◆ **YOUR TASK**
Reproduce all of the data below without alteration; exclude every picture.

◆ **AVAILABLE DATA**
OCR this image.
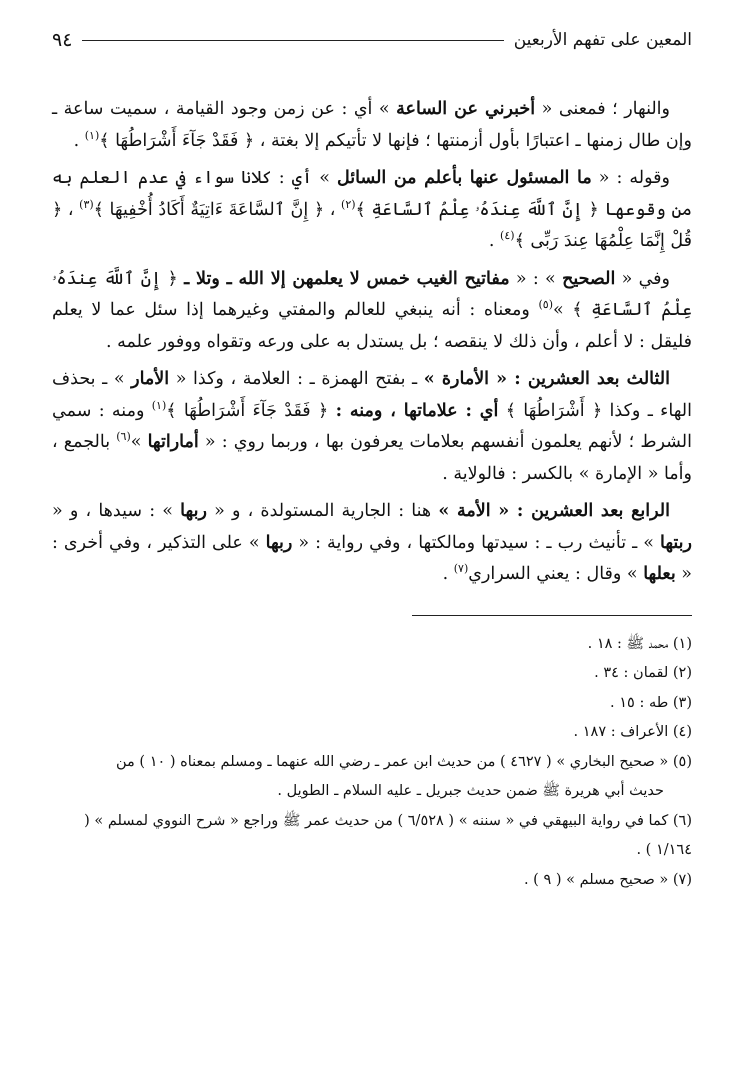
المعين على تفهم الأربعين
٩٤

والنهار ؛ فمعنى « أخبرني عن الساعة » أي : عن زمن وجود القيامة ، سميت ساعة ـ وإن طال زمنها ـ اعتبارًا بأول أزمنتها ؛ فإنها لا تأتيكم إلا بغتة ، ﴿ فَقَدْ جَآءَ أَشْرَاطُهَا ﴾$^{(١)}$ .

وقوله : « ما المسئول عنها بأعلم من السائل » أي : كلانا سواء في عدم العلم به من وقوعها ﴿ إِنَّ ٱللَّهَ عِندَهُۥ عِلْمُ ٱلسَّاعَةِ ﴾$^{(٢)}$ ، ﴿ إِنَّ ٱلسَّاعَةَ ءَاتِيَةٌ أَكَادُ أُخْفِيهَا ﴾$^{(٣)}$ ، ﴿ قُلْ إِنَّمَا عِلْمُهَا عِندَ رَبِّى ﴾$^{(٤)}$ .

وفي « الصحيح » : « مفاتيح الغيب خمس لا يعلمهن إلا الله ـ وتلا ـ ﴿ إِنَّ ٱللَّهَ عِندَهُۥ عِلْمُ ٱلسَّاعَةِ ﴾ »$^{(٥)}$ ومعناه : أنه ينبغي للعالم والمفتي وغيرهما إذا سئل عما لا يعلم فليقل : لا أعلم ، وأن ذلك لا ينقصه ؛ بل يستدل به على ورعه وتقواه ووفور علمه .

الثالث بعد العشرين : « الأمارة » ـ بفتح الهمزة ـ : العلامة ، وكذا « الأمار » ـ بحذف الهاء ـ وكذا ﴿ أَشْرَاطُهَا ﴾ أي : علاماتها ، ومنه : ﴿ فَقَدْ جَآءَ أَشْرَاطُهَا ﴾$^{(١)}$ ومنه : سمي الشرط ؛ لأنهم يعلمون أنفسهم بعلامات يعرفون بها ، وربما روي : « أماراتها »$^{(٦)}$ بالجمع ، وأما « الإمارة » بالكسر : فالولاية .

الرابع بعد العشرين : « الأمة » هنا : الجارية المستولدة ، و « ربها » : سيدها ، و « ربتها » ـ تأنيث رب ـ : سيدتها ومالكتها ، وفي رواية : « ربها » على التذكير ، وفي أخرى : « بعلها » وقال : يعني السراري$^{(٧)}$ .

(١) محمد ﷺ : ١٨ .
(٢) لقمان : ٣٤ .
(٣) طه : ١٥ .
(٤) الأعراف : ١٨٧ .
(٥) « صحيح البخاري » ( ٤٦٢٧ ) من حديث ابن عمر ـ رضي الله عنهما ـ ومسلم بمعناه ( ١٠ ) من
حديث أبي هريرة ﷺ ضمن حديث جبريل ـ عليه السلام ـ الطويل .
(٦) كما في رواية البيهقي في « سننه » ( ٦/٥٢٨ ) من حديث عمر ﷺ وراجع « شرح النووي لمسلم » ( ١/١٦٤ ) .
(٧) « صحيح مسلم » ( ٩ ) .
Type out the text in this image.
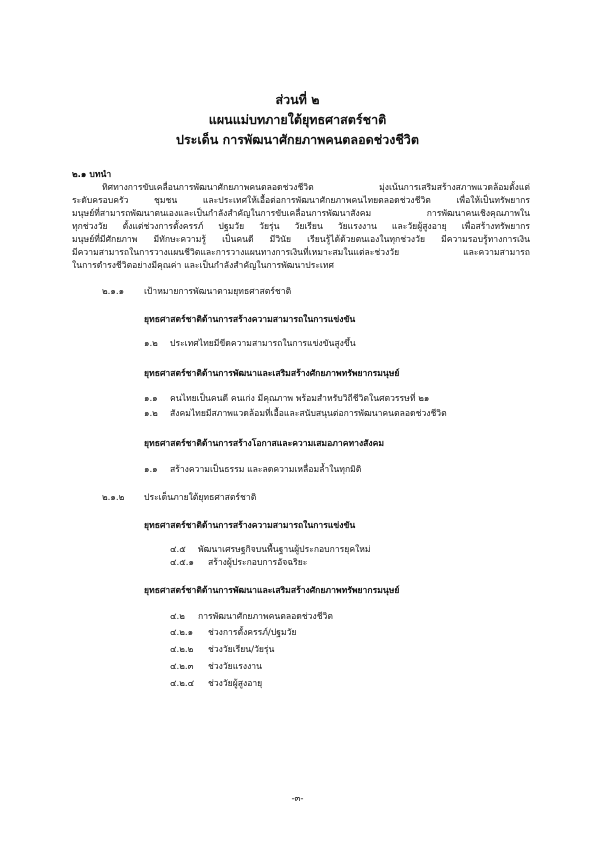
ส่วนที่ ๒
แผนแม่บทภายใต้ยุทธศาสตร์ชาติ
ประเด็น การพัฒนาศักยภาพคนตลอดช่วงชีวิต
๒.๑ บทนำ
ทิศทางการขับเคลื่อนการพัฒนาศักยภาพคนตลอดช่วงชีวิต มุ่งเน้นการเสริมสร้างสภาพแวดล้อมตั้งแต่
ระดับครอบครัว ชุมชน และประเทศให้เอื้อต่อการพัฒนาศักยภาพคนไทยตลอดช่วงชีวิต เพื่อให้เป็นทรัพยากร
มนุษย์ที่สามารถพัฒนาตนเองและเป็นกำลังสำคัญในการขับเคลื่อนการพัฒนาสังคม การพัฒนาคนเชิงคุณภาพใน
ทุกช่วงวัย ตั้งแต่ช่วงการตั้งครรภ์ ปฐมวัย วัยรุ่น วัยเรียน วัยแรงงาน และวัยผู้สูงอายุ เพื่อสร้างทรัพยากร
มนุษย์ที่มีศักยภาพ มีทักษะความรู้ เป็นคนดี มีวินัย เรียนรู้ได้ด้วยตนเองในทุกช่วงวัย มีความรอบรู้ทางการเงิน
มีความสามารถในการวางแผนชีวิตและการวางแผนทางการเงินที่เหมาะสมในแต่ละช่วงวัย และความสามารถ
ในการดำรงชีวิตอย่างมีคุณค่า และเป็นกำลังสำคัญในการพัฒนาประเทศ
๒.๑.๑ เป้าหมายการพัฒนาตามยุทธศาสตร์ชาติ
ยุทธศาสตร์ชาติด้านการสร้างความสามารถในการแข่งขัน
๑.๒ ประเทศไทยมีขีดความสามารถในการแข่งขันสูงขึ้น
ยุทธศาสตร์ชาติด้านการพัฒนาและเสริมสร้างศักยภาพทรัพยากรมนุษย์
๑.๑ คนไทยเป็นคนดี คนเก่ง มีคุณภาพ พร้อมสำหรับวิถีชีวิตในศตวรรษที่ ๒๑
๑.๒ สังคมไทยมีสภาพแวดล้อมที่เอื้อและสนับสนุนต่อการพัฒนาคนตลอดช่วงชีวิต
ยุทธศาสตร์ชาติด้านการสร้างโอกาสและความเสมอภาคทางสังคม
๑.๑ สร้างความเป็นธรรม และลดความเหลื่อมล้ำในทุกมิติ
๒.๑.๒ ประเด็นภายใต้ยุทธศาสตร์ชาติ
ยุทธศาสตร์ชาติด้านการสร้างความสามารถในการแข่งขัน
๔.๕ พัฒนาเศรษฐกิจบนพื้นฐานผู้ประกอบการยุคใหม่
๔.๕.๑ สร้างผู้ประกอบการอัจฉริยะ
ยุทธศาสตร์ชาติด้านการพัฒนาและเสริมสร้างศักยภาพทรัพยากรมนุษย์
๔.๒ การพัฒนาศักยภาพคนตลอดช่วงชีวิต
๔.๒.๑ ช่วงการตั้งครรภ์/ปฐมวัย
๔.๒.๒ ช่วงวัยเรียน/วัยรุ่น
๔.๒.๓ ช่วงวัยแรงงาน
๔.๒.๔ ช่วงวัยผู้สูงอายุ
-๓-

◆ **RESULT FOR THIS TASK**
OCR this image.
المعين على تفهم الأربعين
٩٤

والنهار ؛ فمعنى « أخبرني عن الساعة » أي : عن زمن وجود القيامة ، سميت ساعة ـ وإن طال زمنها ـ اعتبارًا بأول أزمنتها ؛ فإنها لا تأتيكم إلا بغتة ، ﴿ فَقَدْ جَآءَ أَشْرَاطُهَا ﴾$^{(١)}$ .

وقوله : « ما المسئول عنها بأعلم من السائل » أي : كلانا سواء في عدم العلم به من وقوعها ﴿ إِنَّ ٱللَّهَ عِندَهُۥ عِلْمُ ٱلسَّاعَةِ ﴾$^{(٢)}$ ، ﴿ إِنَّ ٱلسَّاعَةَ ءَاتِيَةٌ أَكَادُ أُخْفِيهَا ﴾$^{(٣)}$ ، ﴿ قُلْ إِنَّمَا عِلْمُهَا عِندَ رَبِّى ﴾$^{(٤)}$ .

وفي « الصحيح » : « مفاتيح الغيب خمس لا يعلمهن إلا الله ـ وتلا ـ ﴿ إِنَّ ٱللَّهَ عِندَهُۥ عِلْمُ ٱلسَّاعَةِ ﴾ »$^{(٥)}$ ومعناه : أنه ينبغي للعالم والمفتي وغيرهما إذا سئل عما لا يعلم فليقل : لا أعلم ، وأن ذلك لا ينقصه ؛ بل يستدل به على ورعه وتقواه ووفور علمه .

الثالث بعد العشرين : « الأمارة » ـ بفتح الهمزة ـ : العلامة ، وكذا « الأمار » ـ بحذف الهاء ـ وكذا ﴿ أَشْرَاطُهَا ﴾ أي : علاماتها ، ومنه : ﴿ فَقَدْ جَآءَ أَشْرَاطُهَا ﴾$^{(١)}$ ومنه : سمي الشرط ؛ لأنهم يعلمون أنفسهم بعلامات يعرفون بها ، وربما روي : « أماراتها »$^{(٦)}$ بالجمع ، وأما « الإمارة » بالكسر : فالولاية .

الرابع بعد العشرين : « الأمة » هنا : الجارية المستولدة ، و « ربها » : سيدها ، و « ربتها » ـ تأنيث رب ـ : سيدتها ومالكتها ، وفي رواية : « ربها » على التذكير ، وفي أخرى : « بعلها » وقال : يعني السراري$^{(٧)}$ .

(١) محمد ﷺ : ١٨ .
(٢) لقمان : ٣٤ .
(٣) طه : ١٥ .
(٤) الأعراف : ١٨٧ .
(٥) « صحيح البخاري » ( ٤٦٢٧ ) من حديث ابن عمر ـ رضي الله عنهما ـ ومسلم بمعناه ( ١٠ ) من
حديث أبي هريرة ﷺ ضمن حديث جبريل ـ عليه السلام ـ الطويل .
(٦) كما في رواية البيهقي في « سننه » ( ٦/٥٢٨ ) من حديث عمر ﷺ وراجع « شرح النووي لمسلم » ( ١/١٦٤ ) .
(٧) « صحيح مسلم » ( ٩ ) .
Type out the text in this image.
ส่วนที่ ๒
แผนแม่บทภายใต้ยุทธศาสตร์ชาติ
ประเด็น การพัฒนาศักยภาพคนตลอดช่วงชีวิต
๒.๑ บทนำ
ทิศทางการขับเคลื่อนการพัฒนาศักยภาพคนตลอดช่วงชีวิต มุ่งเน้นการเสริมสร้างสภาพแวดล้อมตั้งแต่
ระดับครอบครัว ชุมชน และประเทศให้เอื้อต่อการพัฒนาศักยภาพคนไทยตลอดช่วงชีวิต เพื่อให้เป็นทรัพยากร
มนุษย์ที่สามารถพัฒนาตนเองและเป็นกำลังสำคัญในการขับเคลื่อนการพัฒนาสังคม การพัฒนาคนเชิงคุณภาพใน
ทุกช่วงวัย ตั้งแต่ช่วงการตั้งครรภ์ ปฐมวัย วัยรุ่น วัยเรียน วัยแรงงาน และวัยผู้สูงอายุ เพื่อสร้างทรัพยากร
มนุษย์ที่มีศักยภาพ มีทักษะความรู้ เป็นคนดี มีวินัย เรียนรู้ได้ด้วยตนเองในทุกช่วงวัย มีความรอบรู้ทางการเงิน
มีความสามารถในการวางแผนชีวิตและการวางแผนทางการเงินที่เหมาะสมในแต่ละช่วงวัย และความสามารถ
ในการดำรงชีวิตอย่างมีคุณค่า และเป็นกำลังสำคัญในการพัฒนาประเทศ
๒.๑.๑ เป้าหมายการพัฒนาตามยุทธศาสตร์ชาติ
ยุทธศาสตร์ชาติด้านการสร้างความสามารถในการแข่งขัน
๑.๒ ประเทศไทยมีขีดความสามารถในการแข่งขันสูงขึ้น
ยุทธศาสตร์ชาติด้านการพัฒนาและเสริมสร้างศักยภาพทรัพยากรมนุษย์
๑.๑ คนไทยเป็นคนดี คนเก่ง มีคุณภาพ พร้อมสำหรับวิถีชีวิตในศตวรรษที่ ๒๑
๑.๒ สังคมไทยมีสภาพแวดล้อมที่เอื้อและสนับสนุนต่อการพัฒนาคนตลอดช่วงชีวิต
ยุทธศาสตร์ชาติด้านการสร้างโอกาสและความเสมอภาคทางสังคม
๑.๑ สร้างความเป็นธรรม และลดความเหลื่อมล้ำในทุกมิติ
๒.๑.๒ ประเด็นภายใต้ยุทธศาสตร์ชาติ
ยุทธศาสตร์ชาติด้านการสร้างความสามารถในการแข่งขัน
๔.๕ พัฒนาเศรษฐกิจบนพื้นฐานผู้ประกอบการยุคใหม่
๔.๕.๑ สร้างผู้ประกอบการอัจฉริยะ
ยุทธศาสตร์ชาติด้านการพัฒนาและเสริมสร้างศักยภาพทรัพยากรมนุษย์
๔.๒ การพัฒนาศักยภาพคนตลอดช่วงชีวิต
๔.๒.๑ ช่วงการตั้งครรภ์/ปฐมวัย
๔.๒.๒ ช่วงวัยเรียน/วัยรุ่น
๔.๒.๓ ช่วงวัยแรงงาน
๔.๒.๔ ช่วงวัยผู้สูงอายุ
-๓-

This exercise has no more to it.